● **REQUIRED TASK**
Find the word "icon" in the data. Return every line where it appears.

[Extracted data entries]
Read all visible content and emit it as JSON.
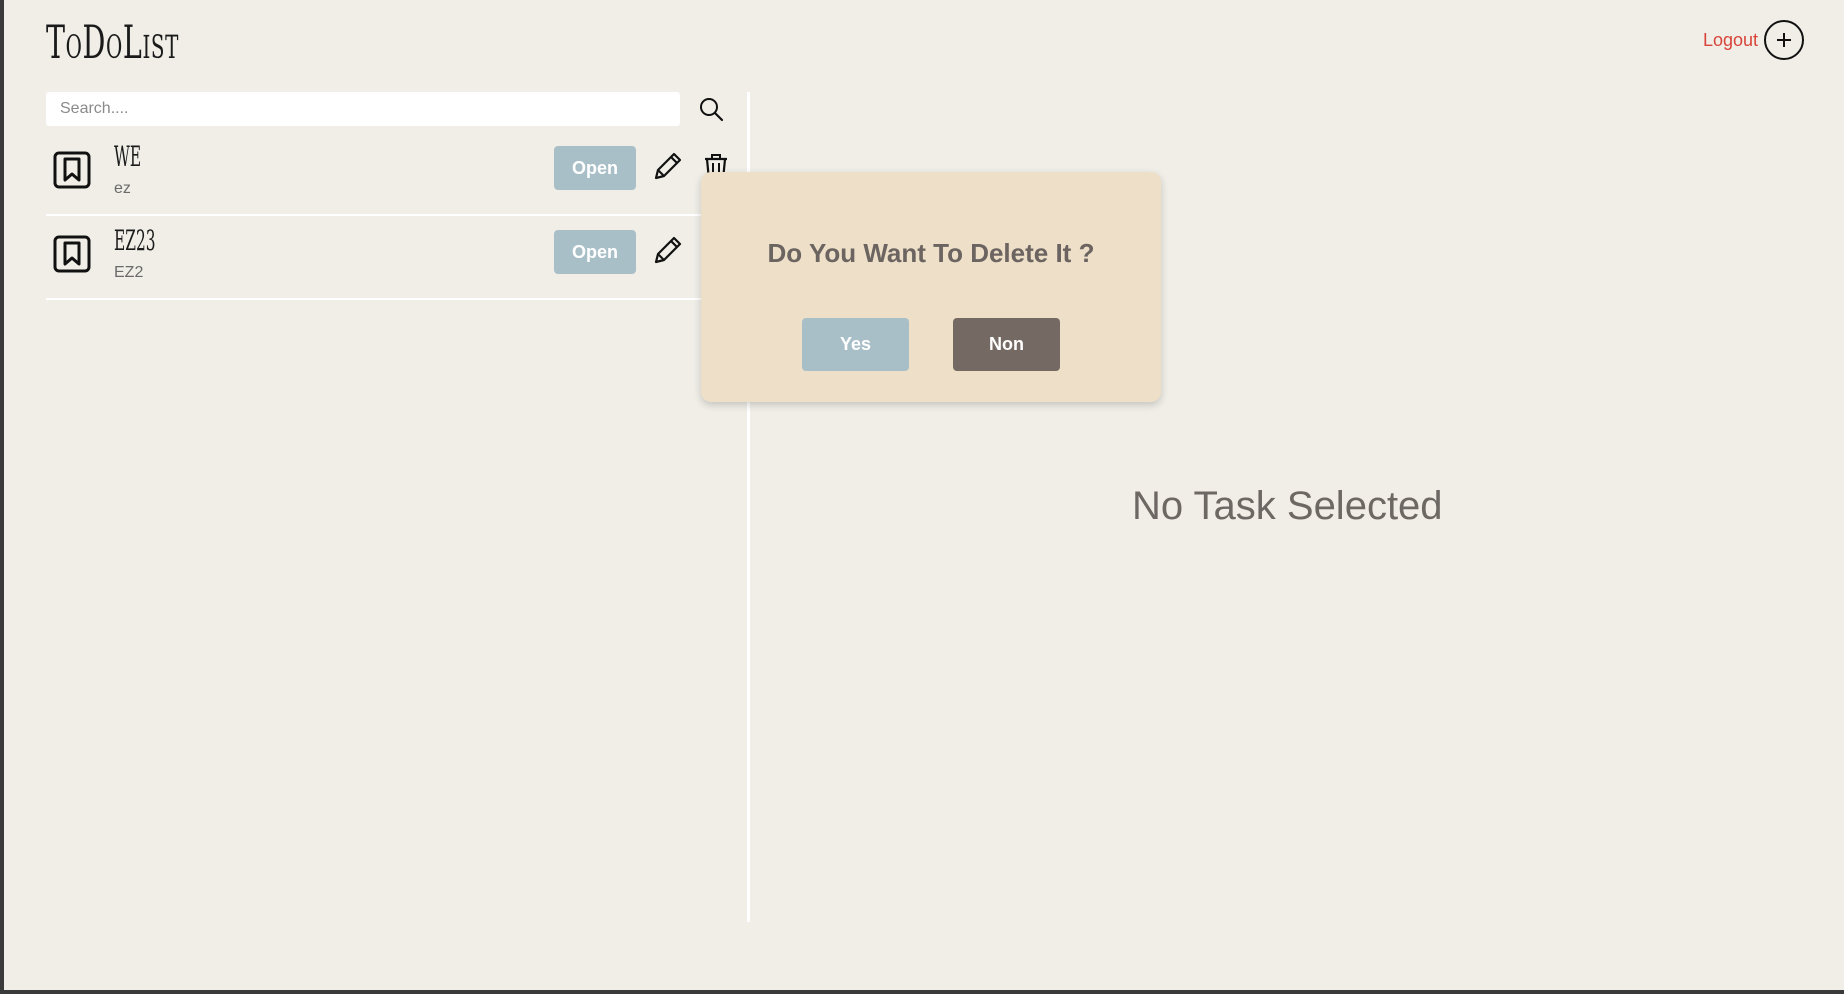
{
  "header": {
    "brand": "ToDoList",
    "logout_label": "Logout",
    "add_icon": "plus-circle-icon",
    "logout_color": "#d9443a"
  },
  "search": {
    "placeholder": "Search....",
    "value": "",
    "icon": "search-icon"
  },
  "tasks": [
    {
      "title": "WE",
      "subtitle": "ez",
      "open_label": "Open",
      "icon": "bookmark-icon",
      "has_edit": true,
      "has_delete": true
    },
    {
      "title": "EZ23",
      "subtitle": "EZ2",
      "open_label": "Open",
      "icon": "bookmark-icon",
      "has_edit": true,
      "has_delete": false
    }
  ],
  "main": {
    "empty_text": "No Task Selected"
  },
  "modal": {
    "question": "Do You Want To Delete It ?",
    "yes_label": "Yes",
    "no_label": "Non",
    "yes_color": "#a9bfc8",
    "no_color": "#756a63",
    "background": "#eddfc8"
  },
  "colors": {
    "page_bg": "#f0eee7",
    "accent_button": "#a9bfc8"
  }
}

● **REPLY**
    "add_icon": "plus-circle-icon",
    "icon": "search-icon"
      "icon": "bookmark-icon",
      "icon": "bookmark-icon",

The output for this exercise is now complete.